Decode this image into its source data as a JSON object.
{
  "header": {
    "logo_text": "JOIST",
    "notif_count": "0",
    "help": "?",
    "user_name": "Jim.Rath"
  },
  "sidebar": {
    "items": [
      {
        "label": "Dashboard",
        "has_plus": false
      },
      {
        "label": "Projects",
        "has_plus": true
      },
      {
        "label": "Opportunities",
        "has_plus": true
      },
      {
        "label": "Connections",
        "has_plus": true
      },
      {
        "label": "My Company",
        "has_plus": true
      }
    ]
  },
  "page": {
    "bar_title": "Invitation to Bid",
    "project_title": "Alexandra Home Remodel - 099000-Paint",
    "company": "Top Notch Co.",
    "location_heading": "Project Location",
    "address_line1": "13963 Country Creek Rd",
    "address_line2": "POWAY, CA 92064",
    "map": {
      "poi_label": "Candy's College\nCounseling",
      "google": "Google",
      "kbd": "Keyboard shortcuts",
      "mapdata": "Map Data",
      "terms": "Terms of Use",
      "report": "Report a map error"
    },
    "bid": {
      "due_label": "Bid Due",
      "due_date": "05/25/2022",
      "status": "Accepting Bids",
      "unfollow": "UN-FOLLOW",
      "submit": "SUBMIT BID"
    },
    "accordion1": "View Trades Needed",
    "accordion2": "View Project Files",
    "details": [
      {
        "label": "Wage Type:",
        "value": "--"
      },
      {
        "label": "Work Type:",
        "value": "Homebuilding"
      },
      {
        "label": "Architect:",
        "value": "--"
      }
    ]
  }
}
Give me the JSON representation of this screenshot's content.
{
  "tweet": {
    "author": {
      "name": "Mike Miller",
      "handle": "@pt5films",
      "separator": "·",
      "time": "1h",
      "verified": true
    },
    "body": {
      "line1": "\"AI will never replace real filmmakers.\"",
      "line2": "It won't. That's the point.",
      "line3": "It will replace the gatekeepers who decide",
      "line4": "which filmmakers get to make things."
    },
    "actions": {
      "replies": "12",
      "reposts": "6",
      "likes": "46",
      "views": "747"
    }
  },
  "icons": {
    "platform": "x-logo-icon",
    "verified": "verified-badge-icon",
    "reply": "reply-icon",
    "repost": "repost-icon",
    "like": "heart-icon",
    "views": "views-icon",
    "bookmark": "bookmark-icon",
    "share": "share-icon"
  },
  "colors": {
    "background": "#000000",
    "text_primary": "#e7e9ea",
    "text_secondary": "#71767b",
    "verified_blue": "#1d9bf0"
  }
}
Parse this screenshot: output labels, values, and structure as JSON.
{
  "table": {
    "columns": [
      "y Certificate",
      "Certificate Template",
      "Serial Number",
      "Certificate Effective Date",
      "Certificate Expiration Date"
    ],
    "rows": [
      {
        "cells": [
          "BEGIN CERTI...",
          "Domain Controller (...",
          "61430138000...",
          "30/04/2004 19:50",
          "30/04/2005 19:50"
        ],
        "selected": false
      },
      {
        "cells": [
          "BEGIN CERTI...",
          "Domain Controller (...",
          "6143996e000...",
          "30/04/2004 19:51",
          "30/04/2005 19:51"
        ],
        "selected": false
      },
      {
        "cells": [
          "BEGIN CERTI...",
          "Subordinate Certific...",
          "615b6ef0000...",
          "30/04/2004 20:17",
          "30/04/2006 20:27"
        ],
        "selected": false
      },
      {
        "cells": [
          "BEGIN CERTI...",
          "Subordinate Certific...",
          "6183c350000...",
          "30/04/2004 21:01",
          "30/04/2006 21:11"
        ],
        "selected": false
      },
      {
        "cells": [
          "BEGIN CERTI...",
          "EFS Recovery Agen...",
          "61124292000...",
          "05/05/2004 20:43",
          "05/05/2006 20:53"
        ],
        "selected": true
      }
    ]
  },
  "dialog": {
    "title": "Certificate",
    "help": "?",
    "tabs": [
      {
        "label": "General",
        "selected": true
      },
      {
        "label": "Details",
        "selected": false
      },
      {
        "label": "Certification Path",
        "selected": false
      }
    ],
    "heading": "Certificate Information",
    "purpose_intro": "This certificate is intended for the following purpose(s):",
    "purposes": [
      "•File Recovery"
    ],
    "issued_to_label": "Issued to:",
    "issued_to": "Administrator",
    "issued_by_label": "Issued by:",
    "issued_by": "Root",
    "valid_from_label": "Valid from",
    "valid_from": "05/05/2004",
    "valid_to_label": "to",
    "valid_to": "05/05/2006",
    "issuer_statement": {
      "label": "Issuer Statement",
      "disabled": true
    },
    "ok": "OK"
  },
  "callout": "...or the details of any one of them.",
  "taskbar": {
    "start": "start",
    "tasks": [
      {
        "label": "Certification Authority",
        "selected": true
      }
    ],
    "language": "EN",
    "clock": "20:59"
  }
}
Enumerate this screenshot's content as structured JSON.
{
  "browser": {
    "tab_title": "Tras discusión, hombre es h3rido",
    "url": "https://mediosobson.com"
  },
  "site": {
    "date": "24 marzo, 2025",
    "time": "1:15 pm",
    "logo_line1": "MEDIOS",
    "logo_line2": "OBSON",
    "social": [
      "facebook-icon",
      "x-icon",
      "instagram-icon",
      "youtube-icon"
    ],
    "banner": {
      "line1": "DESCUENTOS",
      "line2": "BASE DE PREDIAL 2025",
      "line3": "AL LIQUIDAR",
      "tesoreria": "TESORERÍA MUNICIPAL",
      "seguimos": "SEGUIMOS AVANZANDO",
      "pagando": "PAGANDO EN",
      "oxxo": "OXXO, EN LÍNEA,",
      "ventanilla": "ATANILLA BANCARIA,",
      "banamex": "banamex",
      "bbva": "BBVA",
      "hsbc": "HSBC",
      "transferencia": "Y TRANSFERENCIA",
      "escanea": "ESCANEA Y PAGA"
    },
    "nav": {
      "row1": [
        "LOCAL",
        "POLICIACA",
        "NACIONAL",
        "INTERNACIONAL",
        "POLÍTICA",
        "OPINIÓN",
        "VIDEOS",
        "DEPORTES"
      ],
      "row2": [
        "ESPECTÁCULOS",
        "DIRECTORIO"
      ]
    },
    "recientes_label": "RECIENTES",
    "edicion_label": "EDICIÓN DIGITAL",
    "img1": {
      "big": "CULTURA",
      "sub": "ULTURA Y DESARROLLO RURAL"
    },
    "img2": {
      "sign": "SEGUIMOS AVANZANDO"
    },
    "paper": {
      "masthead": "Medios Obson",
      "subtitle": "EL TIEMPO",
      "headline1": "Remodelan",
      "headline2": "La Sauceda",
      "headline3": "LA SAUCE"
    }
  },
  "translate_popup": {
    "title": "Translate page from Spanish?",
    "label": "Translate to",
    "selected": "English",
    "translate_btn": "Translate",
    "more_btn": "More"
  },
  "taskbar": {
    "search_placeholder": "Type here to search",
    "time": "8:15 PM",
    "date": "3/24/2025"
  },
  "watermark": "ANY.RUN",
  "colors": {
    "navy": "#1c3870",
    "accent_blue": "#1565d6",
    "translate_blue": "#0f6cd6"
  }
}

Directive: Return all lines with the word "replace" in them.

Answer to this exercise:
      "line1": "\"AI will never replace real filmmakers.\"",
      "line3": "It will replace the gatekeepers who decide",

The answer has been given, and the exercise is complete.